• SOURCE EXTRACT:
....
Slipknot is the debut studio album by American heavy metal band Slipknot. It was released on June 29, 1999, by Roadrunner Records, following a demo containing a few of the songs which had previously been released in 1998. Later, it was reissued in December 1999 with a slightly-altered track listing and mastering as the result of a lawsuit. It was the first release by the band to be produced by Ross Robinson, who sought to refine Slipknot's sound rather than alter the group's musical direction. This is the only album to feature original guitarist Josh Brainard who left at the end of recording in late 1998 while the band was taking a brief break. Jim Root, who recorded two tracks at this point, would appear full time on subsequent albums.

The album spans several genres, but is generally noted for its extensive percussion and overall heavy sound. It was well received by fans and critics alike and was responsible for bringing Slipknot a large increase in popularity. The album peaked at number 51 on the Billboard 200, and has gone on to become certified double platinum in the United States, making it the band's best-selling album. In 2011, it was voted the best debut album of the last 25 years by readers of Metal Hammer magazine.

Recording and production 
In 1997, following the band's demo release, Mate. Feed. Kill. Repeat., the members of Slipknot continued to write new material and work in SR Audio, a local studio, with new vocalist Corey Taylor. The band began to work on a follow-up, but were never able to go further than pre-production. Songs written and recorded in this period include "Slipknot", "Gently", "Do Nothing", "Tattered and Torn", "Heartache and a Pair of Scissors", "Me Inside", "Coleslaw", "Carve", "Windows", and "May 17". In 1998, Slipknot was receiving growing attention from record labels, including Epic and Hollywood Records.

On September 29, 1998, Slipknot left Des Moines, Iowa, and relocated at Indigo Ranch Studios in Malibu, California, anxious to record an album after a long wait to be signed. During that time, its members attended a show by avant-garde metal supergroup Fantômas, fronted by Mike Patton (whom the band already admired from his work with Mr. Bungle and Faith No More). Fantômas went on to greatly influence Slipknot's new music. After recording a new demo, Slipknot released it to prospective labels and producers; the track "Spit It Out" was the main focus in it and, with help from their manager Sophia John, they were able to supply a copy of the eponymous demo to Ross Robinson. The band wanted him to work with them on their debut album, and, after meeting with the band, Robinson signed them to his own label, I Am, but later helped sign them to Roadrunner Records.
....
• DATA ENTRIES:
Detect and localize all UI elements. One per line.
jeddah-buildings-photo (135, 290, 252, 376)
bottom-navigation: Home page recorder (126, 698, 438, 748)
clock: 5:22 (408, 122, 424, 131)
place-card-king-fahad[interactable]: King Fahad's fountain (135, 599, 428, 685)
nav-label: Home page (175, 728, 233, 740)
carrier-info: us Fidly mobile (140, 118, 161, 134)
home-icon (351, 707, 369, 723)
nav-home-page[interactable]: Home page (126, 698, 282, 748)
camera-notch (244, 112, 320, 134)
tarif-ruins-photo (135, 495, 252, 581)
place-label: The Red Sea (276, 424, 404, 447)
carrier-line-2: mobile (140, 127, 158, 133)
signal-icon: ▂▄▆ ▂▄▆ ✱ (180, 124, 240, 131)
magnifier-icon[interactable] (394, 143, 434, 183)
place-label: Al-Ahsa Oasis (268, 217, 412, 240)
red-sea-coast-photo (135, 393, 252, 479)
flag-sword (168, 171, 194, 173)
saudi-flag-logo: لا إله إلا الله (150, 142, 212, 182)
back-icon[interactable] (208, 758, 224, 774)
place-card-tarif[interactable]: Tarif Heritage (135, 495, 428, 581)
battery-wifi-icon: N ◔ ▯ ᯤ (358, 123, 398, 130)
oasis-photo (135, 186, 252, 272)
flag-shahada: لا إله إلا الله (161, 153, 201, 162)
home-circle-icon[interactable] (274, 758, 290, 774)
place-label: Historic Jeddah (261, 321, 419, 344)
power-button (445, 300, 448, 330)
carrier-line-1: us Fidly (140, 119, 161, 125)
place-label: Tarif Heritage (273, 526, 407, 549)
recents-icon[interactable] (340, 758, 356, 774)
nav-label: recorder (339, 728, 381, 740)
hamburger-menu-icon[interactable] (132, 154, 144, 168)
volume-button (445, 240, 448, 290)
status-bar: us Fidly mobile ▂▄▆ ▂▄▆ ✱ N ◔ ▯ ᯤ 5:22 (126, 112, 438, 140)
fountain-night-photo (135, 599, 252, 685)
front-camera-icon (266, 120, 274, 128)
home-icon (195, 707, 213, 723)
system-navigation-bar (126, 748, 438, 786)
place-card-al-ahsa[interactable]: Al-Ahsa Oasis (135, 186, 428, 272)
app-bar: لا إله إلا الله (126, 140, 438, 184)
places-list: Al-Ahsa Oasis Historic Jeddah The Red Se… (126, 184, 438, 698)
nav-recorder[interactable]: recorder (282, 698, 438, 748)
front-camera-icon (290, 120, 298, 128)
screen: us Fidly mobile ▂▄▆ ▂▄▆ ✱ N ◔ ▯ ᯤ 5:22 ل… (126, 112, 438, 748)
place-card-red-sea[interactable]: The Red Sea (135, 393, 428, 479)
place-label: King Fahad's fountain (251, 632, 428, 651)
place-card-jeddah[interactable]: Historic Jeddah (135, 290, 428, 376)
....
• WHAT IS ASKED:
According to the text on Slipknot's debut album, which studio did the band move to on September 29, 1998?

• ANSWER TO THE EXERCISE:
Indigo Ranch Studios in Malibu, California.